* **Data to process**
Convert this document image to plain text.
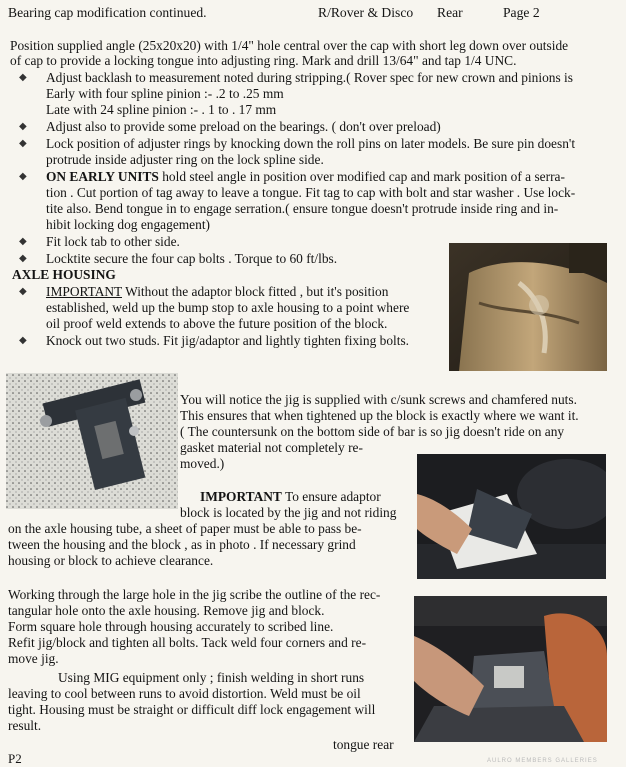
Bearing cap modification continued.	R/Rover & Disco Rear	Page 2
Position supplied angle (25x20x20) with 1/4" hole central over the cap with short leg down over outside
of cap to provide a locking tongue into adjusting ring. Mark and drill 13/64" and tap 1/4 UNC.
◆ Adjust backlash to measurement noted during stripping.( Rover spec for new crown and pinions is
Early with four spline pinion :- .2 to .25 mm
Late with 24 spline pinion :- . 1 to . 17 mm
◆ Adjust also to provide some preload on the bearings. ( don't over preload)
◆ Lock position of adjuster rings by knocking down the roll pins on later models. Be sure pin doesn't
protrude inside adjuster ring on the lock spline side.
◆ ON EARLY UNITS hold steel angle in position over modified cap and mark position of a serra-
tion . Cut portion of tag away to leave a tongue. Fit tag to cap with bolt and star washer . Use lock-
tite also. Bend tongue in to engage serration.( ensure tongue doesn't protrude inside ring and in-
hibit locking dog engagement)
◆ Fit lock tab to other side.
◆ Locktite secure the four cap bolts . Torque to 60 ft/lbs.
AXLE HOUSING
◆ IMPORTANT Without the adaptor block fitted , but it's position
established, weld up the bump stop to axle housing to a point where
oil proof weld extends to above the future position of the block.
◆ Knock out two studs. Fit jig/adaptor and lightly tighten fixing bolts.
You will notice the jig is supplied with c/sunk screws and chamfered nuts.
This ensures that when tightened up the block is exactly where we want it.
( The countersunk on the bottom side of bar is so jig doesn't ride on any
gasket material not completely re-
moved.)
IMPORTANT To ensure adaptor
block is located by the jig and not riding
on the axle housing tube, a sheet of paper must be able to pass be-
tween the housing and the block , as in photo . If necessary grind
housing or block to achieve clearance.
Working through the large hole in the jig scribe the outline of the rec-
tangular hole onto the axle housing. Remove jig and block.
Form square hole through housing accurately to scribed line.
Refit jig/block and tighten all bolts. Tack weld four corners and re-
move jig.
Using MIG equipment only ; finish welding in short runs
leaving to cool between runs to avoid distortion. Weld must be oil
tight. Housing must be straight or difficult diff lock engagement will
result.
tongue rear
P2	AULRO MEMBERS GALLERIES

* **What the exercise asks**
In the entries above, count every line containing the word "down". Write only the total.

* **Exercise result**
2